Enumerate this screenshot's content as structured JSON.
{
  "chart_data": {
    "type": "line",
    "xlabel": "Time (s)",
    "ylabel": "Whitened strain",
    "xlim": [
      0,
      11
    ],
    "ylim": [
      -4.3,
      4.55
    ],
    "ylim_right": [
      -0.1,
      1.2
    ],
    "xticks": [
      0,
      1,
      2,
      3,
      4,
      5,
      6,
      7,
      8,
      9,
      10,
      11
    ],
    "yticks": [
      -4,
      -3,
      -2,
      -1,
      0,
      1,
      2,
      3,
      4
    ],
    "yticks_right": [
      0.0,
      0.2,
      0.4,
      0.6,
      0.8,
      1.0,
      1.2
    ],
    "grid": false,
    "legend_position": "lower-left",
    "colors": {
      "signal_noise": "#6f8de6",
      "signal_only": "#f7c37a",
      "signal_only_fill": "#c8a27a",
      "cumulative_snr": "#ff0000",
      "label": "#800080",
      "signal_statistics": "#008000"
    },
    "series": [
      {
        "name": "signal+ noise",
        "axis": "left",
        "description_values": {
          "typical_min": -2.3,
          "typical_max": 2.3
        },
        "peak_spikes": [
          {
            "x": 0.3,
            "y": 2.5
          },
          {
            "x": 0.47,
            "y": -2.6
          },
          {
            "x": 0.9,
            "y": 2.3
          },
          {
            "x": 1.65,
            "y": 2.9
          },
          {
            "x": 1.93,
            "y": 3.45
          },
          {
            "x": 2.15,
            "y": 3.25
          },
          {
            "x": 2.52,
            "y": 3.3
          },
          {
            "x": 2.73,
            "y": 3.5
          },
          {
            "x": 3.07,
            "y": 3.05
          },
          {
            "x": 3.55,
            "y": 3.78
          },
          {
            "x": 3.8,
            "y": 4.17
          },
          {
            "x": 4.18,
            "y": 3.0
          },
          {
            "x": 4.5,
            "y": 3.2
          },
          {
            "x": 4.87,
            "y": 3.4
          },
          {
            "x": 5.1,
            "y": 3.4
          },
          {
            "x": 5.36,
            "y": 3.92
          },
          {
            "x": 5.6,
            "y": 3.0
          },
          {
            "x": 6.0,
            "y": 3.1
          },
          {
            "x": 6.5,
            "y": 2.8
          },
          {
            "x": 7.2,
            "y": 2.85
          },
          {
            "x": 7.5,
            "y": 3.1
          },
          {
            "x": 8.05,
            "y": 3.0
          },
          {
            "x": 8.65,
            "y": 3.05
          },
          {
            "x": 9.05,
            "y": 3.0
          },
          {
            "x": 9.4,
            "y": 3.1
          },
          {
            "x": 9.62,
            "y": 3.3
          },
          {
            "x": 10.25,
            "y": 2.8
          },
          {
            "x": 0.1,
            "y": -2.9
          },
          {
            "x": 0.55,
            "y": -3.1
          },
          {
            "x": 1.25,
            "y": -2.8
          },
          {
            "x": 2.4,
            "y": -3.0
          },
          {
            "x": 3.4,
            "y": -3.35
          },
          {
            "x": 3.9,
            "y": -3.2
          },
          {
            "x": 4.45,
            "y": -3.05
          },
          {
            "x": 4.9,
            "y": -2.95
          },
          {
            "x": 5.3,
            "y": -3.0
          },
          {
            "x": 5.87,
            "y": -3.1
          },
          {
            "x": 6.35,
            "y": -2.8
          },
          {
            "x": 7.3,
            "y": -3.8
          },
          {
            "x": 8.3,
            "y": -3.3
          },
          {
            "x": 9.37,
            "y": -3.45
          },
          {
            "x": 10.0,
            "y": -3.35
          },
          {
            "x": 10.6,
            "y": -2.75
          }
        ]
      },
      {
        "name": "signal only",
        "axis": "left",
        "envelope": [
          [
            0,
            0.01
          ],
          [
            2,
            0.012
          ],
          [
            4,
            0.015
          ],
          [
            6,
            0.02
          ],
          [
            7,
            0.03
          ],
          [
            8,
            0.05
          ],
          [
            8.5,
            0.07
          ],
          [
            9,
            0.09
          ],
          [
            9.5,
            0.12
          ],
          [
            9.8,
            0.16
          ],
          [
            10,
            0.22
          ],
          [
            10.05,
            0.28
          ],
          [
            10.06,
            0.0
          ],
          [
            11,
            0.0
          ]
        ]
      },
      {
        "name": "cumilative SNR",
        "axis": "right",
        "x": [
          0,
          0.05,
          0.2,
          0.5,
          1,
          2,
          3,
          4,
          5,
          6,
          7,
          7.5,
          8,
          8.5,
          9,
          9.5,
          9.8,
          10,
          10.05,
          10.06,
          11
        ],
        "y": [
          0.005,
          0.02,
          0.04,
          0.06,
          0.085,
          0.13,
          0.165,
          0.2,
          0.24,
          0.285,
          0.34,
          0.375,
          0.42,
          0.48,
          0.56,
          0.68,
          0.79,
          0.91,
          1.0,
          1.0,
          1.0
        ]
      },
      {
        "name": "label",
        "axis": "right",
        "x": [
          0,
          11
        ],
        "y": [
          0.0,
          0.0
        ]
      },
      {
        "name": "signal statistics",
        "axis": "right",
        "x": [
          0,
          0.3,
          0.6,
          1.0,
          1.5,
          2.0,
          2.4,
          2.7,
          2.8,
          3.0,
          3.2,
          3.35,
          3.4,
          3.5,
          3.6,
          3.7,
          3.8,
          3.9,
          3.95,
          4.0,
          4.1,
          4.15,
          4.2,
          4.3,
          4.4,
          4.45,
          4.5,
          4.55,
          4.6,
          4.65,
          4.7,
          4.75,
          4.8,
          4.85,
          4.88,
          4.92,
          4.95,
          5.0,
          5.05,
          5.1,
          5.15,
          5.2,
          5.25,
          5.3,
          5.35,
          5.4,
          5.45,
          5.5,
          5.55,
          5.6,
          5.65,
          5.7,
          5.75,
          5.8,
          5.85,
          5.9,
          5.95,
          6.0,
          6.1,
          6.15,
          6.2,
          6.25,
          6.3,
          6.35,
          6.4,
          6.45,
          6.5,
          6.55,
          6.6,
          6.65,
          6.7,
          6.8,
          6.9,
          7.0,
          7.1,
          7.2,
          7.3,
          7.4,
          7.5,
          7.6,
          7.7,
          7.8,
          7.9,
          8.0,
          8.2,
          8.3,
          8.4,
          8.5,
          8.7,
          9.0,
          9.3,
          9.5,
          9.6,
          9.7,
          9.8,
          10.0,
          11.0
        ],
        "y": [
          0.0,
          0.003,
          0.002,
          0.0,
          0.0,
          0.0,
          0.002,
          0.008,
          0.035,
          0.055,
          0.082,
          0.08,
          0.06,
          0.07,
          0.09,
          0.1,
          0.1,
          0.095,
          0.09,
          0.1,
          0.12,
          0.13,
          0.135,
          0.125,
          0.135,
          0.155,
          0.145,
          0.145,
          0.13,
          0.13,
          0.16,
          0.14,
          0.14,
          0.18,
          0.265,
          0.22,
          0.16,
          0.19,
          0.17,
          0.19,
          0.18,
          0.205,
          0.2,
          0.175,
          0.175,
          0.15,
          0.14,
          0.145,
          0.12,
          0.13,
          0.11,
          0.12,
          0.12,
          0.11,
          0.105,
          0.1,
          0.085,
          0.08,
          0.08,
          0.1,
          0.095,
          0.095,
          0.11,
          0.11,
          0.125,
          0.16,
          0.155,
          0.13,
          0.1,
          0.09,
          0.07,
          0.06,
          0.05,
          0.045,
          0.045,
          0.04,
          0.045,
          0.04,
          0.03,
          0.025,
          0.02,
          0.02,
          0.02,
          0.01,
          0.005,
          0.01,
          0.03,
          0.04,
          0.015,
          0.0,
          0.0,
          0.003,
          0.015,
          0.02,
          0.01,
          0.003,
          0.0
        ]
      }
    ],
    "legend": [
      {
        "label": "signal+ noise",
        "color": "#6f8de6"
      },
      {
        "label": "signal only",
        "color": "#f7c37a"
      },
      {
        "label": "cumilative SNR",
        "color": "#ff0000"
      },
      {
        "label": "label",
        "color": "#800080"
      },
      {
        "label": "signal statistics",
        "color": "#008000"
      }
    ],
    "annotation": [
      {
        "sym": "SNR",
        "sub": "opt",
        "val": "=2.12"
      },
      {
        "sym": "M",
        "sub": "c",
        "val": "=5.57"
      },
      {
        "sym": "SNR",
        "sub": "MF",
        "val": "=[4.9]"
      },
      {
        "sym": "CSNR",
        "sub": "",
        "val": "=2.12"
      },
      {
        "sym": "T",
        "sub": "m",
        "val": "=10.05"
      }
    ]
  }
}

* * *

Brief —
Copy all lines from the entries that contain the word "cumilative".

Answer to the task —
        "name": "cumilative SNR",
        "label": "cumilative SNR",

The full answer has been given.